GIVEN PROBLEM: Every entry must be echoed exactly.

-- START DATA SUPPLIED --

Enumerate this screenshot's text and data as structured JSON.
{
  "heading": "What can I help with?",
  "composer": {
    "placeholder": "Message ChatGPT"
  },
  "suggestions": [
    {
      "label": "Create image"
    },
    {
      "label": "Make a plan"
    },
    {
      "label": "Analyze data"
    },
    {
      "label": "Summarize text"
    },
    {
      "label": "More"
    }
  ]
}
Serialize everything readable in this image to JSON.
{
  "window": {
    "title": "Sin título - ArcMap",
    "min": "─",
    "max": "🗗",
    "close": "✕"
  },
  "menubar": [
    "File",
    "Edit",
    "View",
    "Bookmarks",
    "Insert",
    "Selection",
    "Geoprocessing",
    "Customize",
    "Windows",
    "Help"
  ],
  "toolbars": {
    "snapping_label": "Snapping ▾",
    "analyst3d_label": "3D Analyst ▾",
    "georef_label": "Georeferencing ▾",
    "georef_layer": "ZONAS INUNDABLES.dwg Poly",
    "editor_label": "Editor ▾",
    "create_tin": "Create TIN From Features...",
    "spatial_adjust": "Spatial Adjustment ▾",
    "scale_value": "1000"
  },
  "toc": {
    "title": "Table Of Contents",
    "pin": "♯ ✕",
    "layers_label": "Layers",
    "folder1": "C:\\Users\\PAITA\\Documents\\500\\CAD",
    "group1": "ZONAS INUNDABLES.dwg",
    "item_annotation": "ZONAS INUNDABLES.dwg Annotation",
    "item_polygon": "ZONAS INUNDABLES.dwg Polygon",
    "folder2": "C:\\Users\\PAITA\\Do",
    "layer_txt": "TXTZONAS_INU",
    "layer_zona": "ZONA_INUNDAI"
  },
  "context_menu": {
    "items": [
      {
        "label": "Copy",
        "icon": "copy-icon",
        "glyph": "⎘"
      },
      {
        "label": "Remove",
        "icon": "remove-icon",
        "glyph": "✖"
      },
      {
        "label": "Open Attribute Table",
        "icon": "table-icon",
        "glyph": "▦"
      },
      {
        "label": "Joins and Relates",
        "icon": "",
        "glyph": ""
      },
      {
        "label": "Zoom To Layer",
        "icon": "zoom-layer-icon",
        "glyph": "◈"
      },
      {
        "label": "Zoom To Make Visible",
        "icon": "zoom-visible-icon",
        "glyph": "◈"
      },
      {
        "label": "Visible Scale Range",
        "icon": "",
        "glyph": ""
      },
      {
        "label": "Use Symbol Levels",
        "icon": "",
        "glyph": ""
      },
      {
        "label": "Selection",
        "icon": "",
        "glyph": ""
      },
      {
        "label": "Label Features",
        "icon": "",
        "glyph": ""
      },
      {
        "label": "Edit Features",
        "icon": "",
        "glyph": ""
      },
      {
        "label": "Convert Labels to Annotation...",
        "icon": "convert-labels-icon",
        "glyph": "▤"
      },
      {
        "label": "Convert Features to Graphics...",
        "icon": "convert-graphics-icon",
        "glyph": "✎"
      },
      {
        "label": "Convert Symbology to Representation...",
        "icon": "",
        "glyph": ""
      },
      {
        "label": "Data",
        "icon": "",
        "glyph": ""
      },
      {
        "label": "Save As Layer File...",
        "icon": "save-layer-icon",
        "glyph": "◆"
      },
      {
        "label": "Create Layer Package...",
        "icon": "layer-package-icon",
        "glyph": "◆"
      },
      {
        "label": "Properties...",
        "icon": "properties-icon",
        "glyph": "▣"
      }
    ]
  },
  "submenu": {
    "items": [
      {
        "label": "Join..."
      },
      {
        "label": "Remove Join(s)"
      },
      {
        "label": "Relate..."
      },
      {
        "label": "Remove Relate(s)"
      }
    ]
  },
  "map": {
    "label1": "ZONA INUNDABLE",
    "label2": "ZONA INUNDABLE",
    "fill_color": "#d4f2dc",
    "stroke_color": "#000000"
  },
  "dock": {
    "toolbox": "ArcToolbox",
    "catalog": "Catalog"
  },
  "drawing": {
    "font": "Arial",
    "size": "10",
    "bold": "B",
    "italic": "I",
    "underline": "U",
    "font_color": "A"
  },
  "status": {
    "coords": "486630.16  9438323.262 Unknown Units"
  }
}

-- END DATA SUPPLIED --

SOLUTION:
Enumerate this screenshot's text and data as structured JSON.
{
  "heading": "What can I help with?",
  "composer": {
    "placeholder": "Message ChatGPT"
  },
  "suggestions": [
    {
      "label": "Create image"
    },
    {
      "label": "Make a plan"
    },
    {
      "label": "Analyze data"
    },
    {
      "label": "Summarize text"
    },
    {
      "label": "More"
    }
  ]
}
Serialize everything readable in this image to JSON.
{
  "window": {
    "title": "Sin título - ArcMap",
    "min": "─",
    "max": "🗗",
    "close": "✕"
  },
  "menubar": [
    "File",
    "Edit",
    "View",
    "Bookmarks",
    "Insert",
    "Selection",
    "Geoprocessing",
    "Customize",
    "Windows",
    "Help"
  ],
  "toolbars": {
    "snapping_label": "Snapping ▾",
    "analyst3d_label": "3D Analyst ▾",
    "georef_label": "Georeferencing ▾",
    "georef_layer": "ZONAS INUNDABLES.dwg Poly",
    "editor_label": "Editor ▾",
    "create_tin": "Create TIN From Features...",
    "spatial_adjust": "Spatial Adjustment ▾",
    "scale_value": "1000"
  },
  "toc": {
    "title": "Table Of Contents",
    "pin": "♯ ✕",
    "layers_label": "Layers",
    "folder1": "C:\\Users\\PAITA\\Documents\\500\\CAD",
    "group1": "ZONAS INUNDABLES.dwg",
    "item_annotation": "ZONAS INUNDABLES.dwg Annotation",
    "item_polygon": "ZONAS INUNDABLES.dwg Polygon",
    "folder2": "C:\\Users\\PAITA\\Do",
    "layer_txt": "TXTZONAS_INU",
    "layer_zona": "ZONA_INUNDAI"
  },
  "context_menu": {
    "items": [
      {
        "label": "Copy",
        "icon": "copy-icon",
        "glyph": "⎘"
      },
      {
        "label": "Remove",
        "icon": "remove-icon",
        "glyph": "✖"
      },
      {
        "label": "Open Attribute Table",
        "icon": "table-icon",
        "glyph": "▦"
      },
      {
        "label": "Joins and Relates",
        "icon": "",
        "glyph": ""
      },
      {
        "label": "Zoom To Layer",
        "icon": "zoom-layer-icon",
        "glyph": "◈"
      },
      {
        "label": "Zoom To Make Visible",
        "icon": "zoom-visible-icon",
        "glyph": "◈"
      },
      {
        "label": "Visible Scale Range",
        "icon": "",
        "glyph": ""
      },
      {
        "label": "Use Symbol Levels",
        "icon": "",
        "glyph": ""
      },
      {
        "label": "Selection",
        "icon": "",
        "glyph": ""
      },
      {
        "label": "Label Features",
        "icon": "",
        "glyph": ""
      },
      {
        "label": "Edit Features",
        "icon": "",
        "glyph": ""
      },
      {
        "label": "Convert Labels to Annotation...",
        "icon": "convert-labels-icon",
        "glyph": "▤"
      },
      {
        "label": "Convert Features to Graphics...",
        "icon": "convert-graphics-icon",
        "glyph": "✎"
      },
      {
        "label": "Convert Symbology to Representation...",
        "icon": "",
        "glyph": ""
      },
      {
        "label": "Data",
        "icon": "",
        "glyph": ""
      },
      {
        "label": "Save As Layer File...",
        "icon": "save-layer-icon",
        "glyph": "◆"
      },
      {
        "label": "Create Layer Package...",
        "icon": "layer-package-icon",
        "glyph": "◆"
      },
      {
        "label": "Properties...",
        "icon": "properties-icon",
        "glyph": "▣"
      }
    ]
  },
  "submenu": {
    "items": [
      {
        "label": "Join..."
      },
      {
        "label": "Remove Join(s)"
      },
      {
        "label": "Relate..."
      },
      {
        "label": "Remove Relate(s)"
      }
    ]
  },
  "map": {
    "label1": "ZONA INUNDABLE",
    "label2": "ZONA INUNDABLE",
    "fill_color": "#d4f2dc",
    "stroke_color": "#000000"
  },
  "dock": {
    "toolbox": "ArcToolbox",
    "catalog": "Catalog"
  },
  "drawing": {
    "font": "Arial",
    "size": "10",
    "bold": "B",
    "italic": "I",
    "underline": "U",
    "font_color": "A"
  },
  "status": {
    "coords": "486630.16  9438323.262 Unknown Units"
  }
}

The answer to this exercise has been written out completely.